STATED GOAL ▸
Restate the complete material exactly.

============================================================

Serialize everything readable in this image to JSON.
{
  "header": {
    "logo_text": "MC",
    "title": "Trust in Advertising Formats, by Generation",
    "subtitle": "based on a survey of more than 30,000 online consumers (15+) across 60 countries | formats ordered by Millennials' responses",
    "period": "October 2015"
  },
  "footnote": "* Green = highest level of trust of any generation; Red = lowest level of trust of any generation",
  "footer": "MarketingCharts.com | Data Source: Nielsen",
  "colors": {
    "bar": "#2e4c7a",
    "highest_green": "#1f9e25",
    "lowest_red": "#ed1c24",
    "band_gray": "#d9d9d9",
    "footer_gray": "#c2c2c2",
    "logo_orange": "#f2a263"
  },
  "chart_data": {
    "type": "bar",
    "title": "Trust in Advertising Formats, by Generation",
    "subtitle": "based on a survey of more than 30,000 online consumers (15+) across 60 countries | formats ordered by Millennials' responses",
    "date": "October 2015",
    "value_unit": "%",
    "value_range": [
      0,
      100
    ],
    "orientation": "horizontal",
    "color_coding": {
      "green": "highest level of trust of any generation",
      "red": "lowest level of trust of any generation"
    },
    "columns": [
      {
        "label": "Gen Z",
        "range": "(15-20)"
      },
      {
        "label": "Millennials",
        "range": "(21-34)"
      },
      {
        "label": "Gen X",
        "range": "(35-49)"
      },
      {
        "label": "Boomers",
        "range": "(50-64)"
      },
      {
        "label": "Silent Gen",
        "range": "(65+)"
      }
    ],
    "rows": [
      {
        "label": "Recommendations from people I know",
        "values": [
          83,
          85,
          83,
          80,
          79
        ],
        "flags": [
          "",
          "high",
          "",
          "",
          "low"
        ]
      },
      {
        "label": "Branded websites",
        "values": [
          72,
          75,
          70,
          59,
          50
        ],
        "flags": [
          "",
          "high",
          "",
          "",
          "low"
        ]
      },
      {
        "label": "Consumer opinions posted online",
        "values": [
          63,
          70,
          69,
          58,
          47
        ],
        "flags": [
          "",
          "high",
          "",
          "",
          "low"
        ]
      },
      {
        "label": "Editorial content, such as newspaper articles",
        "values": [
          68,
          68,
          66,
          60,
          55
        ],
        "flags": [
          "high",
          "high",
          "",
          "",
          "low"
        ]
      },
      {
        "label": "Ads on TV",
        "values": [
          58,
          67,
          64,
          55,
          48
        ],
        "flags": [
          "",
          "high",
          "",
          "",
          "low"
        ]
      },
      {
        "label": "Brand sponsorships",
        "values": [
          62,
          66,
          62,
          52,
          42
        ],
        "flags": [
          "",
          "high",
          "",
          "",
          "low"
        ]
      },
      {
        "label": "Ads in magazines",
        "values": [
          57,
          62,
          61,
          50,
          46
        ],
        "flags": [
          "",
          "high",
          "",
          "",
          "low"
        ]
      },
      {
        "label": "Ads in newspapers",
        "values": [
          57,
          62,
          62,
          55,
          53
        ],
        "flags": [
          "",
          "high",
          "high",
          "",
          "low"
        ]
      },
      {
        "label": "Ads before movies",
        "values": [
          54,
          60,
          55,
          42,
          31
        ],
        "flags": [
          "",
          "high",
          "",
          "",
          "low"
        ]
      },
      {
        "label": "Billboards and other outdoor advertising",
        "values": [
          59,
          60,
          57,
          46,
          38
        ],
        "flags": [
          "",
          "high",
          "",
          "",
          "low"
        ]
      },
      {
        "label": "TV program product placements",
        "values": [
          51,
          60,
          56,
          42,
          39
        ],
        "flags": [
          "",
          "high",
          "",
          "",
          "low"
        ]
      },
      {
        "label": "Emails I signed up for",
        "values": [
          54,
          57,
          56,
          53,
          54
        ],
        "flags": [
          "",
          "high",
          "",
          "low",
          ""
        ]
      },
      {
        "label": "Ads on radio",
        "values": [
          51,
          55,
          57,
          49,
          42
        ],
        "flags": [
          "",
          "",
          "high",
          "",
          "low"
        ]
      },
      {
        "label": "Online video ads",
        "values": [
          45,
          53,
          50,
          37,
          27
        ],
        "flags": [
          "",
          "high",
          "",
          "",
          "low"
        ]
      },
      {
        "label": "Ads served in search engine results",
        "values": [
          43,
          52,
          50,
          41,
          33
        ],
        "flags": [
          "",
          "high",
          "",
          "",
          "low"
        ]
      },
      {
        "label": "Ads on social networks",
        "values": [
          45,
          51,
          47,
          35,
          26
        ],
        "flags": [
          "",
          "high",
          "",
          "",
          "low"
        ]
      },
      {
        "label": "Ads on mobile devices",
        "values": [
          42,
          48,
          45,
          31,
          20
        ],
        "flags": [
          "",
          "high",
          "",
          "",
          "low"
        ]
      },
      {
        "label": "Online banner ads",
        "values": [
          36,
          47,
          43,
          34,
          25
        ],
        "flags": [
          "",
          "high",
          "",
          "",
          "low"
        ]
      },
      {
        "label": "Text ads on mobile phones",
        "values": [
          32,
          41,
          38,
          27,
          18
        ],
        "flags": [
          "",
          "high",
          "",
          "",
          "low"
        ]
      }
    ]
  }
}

============================================================

THE COMPLETED TASK ▸
Serialize everything readable in this image to JSON.
{
  "header": {
    "logo_text": "MC",
    "title": "Trust in Advertising Formats, by Generation",
    "subtitle": "based on a survey of more than 30,000 online consumers (15+) across 60 countries | formats ordered by Millennials' responses",
    "period": "October 2015"
  },
  "footnote": "* Green = highest level of trust of any generation; Red = lowest level of trust of any generation",
  "footer": "MarketingCharts.com | Data Source: Nielsen",
  "colors": {
    "bar": "#2e4c7a",
    "highest_green": "#1f9e25",
    "lowest_red": "#ed1c24",
    "band_gray": "#d9d9d9",
    "footer_gray": "#c2c2c2",
    "logo_orange": "#f2a263"
  },
  "chart_data": {
    "type": "bar",
    "title": "Trust in Advertising Formats, by Generation",
    "subtitle": "based on a survey of more than 30,000 online consumers (15+) across 60 countries | formats ordered by Millennials' responses",
    "date": "October 2015",
    "value_unit": "%",
    "value_range": [
      0,
      100
    ],
    "orientation": "horizontal",
    "color_coding": {
      "green": "highest level of trust of any generation",
      "red": "lowest level of trust of any generation"
    },
    "columns": [
      {
        "label": "Gen Z",
        "range": "(15-20)"
      },
      {
        "label": "Millennials",
        "range": "(21-34)"
      },
      {
        "label": "Gen X",
        "range": "(35-49)"
      },
      {
        "label": "Boomers",
        "range": "(50-64)"
      },
      {
        "label": "Silent Gen",
        "range": "(65+)"
      }
    ],
    "rows": [
      {
        "label": "Recommendations from people I know",
        "values": [
          83,
          85,
          83,
          80,
          79
        ],
        "flags": [
          "",
          "high",
          "",
          "",
          "low"
        ]
      },
      {
        "label": "Branded websites",
        "values": [
          72,
          75,
          70,
          59,
          50
        ],
        "flags": [
          "",
          "high",
          "",
          "",
          "low"
        ]
      },
      {
        "label": "Consumer opinions posted online",
        "values": [
          63,
          70,
          69,
          58,
          47
        ],
        "flags": [
          "",
          "high",
          "",
          "",
          "low"
        ]
      },
      {
        "label": "Editorial content, such as newspaper articles",
        "values": [
          68,
          68,
          66,
          60,
          55
        ],
        "flags": [
          "high",
          "high",
          "",
          "",
          "low"
        ]
      },
      {
        "label": "Ads on TV",
        "values": [
          58,
          67,
          64,
          55,
          48
        ],
        "flags": [
          "",
          "high",
          "",
          "",
          "low"
        ]
      },
      {
        "label": "Brand sponsorships",
        "values": [
          62,
          66,
          62,
          52,
          42
        ],
        "flags": [
          "",
          "high",
          "",
          "",
          "low"
        ]
      },
      {
        "label": "Ads in magazines",
        "values": [
          57,
          62,
          61,
          50,
          46
        ],
        "flags": [
          "",
          "high",
          "",
          "",
          "low"
        ]
      },
      {
        "label": "Ads in newspapers",
        "values": [
          57,
          62,
          62,
          55,
          53
        ],
        "flags": [
          "",
          "high",
          "high",
          "",
          "low"
        ]
      },
      {
        "label": "Ads before movies",
        "values": [
          54,
          60,
          55,
          42,
          31
        ],
        "flags": [
          "",
          "high",
          "",
          "",
          "low"
        ]
      },
      {
        "label": "Billboards and other outdoor advertising",
        "values": [
          59,
          60,
          57,
          46,
          38
        ],
        "flags": [
          "",
          "high",
          "",
          "",
          "low"
        ]
      },
      {
        "label": "TV program product placements",
        "values": [
          51,
          60,
          56,
          42,
          39
        ],
        "flags": [
          "",
          "high",
          "",
          "",
          "low"
        ]
      },
      {
        "label": "Emails I signed up for",
        "values": [
          54,
          57,
          56,
          53,
          54
        ],
        "flags": [
          "",
          "high",
          "",
          "low",
          ""
        ]
      },
      {
        "label": "Ads on radio",
        "values": [
          51,
          55,
          57,
          49,
          42
        ],
        "flags": [
          "",
          "",
          "high",
          "",
          "low"
        ]
      },
      {
        "label": "Online video ads",
        "values": [
          45,
          53,
          50,
          37,
          27
        ],
        "flags": [
          "",
          "high",
          "",
          "",
          "low"
        ]
      },
      {
        "label": "Ads served in search engine results",
        "values": [
          43,
          52,
          50,
          41,
          33
        ],
        "flags": [
          "",
          "high",
          "",
          "",
          "low"
        ]
      },
      {
        "label": "Ads on social networks",
        "values": [
          45,
          51,
          47,
          35,
          26
        ],
        "flags": [
          "",
          "high",
          "",
          "",
          "low"
        ]
      },
      {
        "label": "Ads on mobile devices",
        "values": [
          42,
          48,
          45,
          31,
          20
        ],
        "flags": [
          "",
          "high",
          "",
          "",
          "low"
        ]
      },
      {
        "label": "Online banner ads",
        "values": [
          36,
          47,
          43,
          34,
          25
        ],
        "flags": [
          "",
          "high",
          "",
          "",
          "low"
        ]
      },
      {
        "label": "Text ads on mobile phones",
        "values": [
          32,
          41,
          38,
          27,
          18
        ],
        "flags": [
          "",
          "high",
          "",
          "",
          "low"
        ]
      }
    ]
  }
}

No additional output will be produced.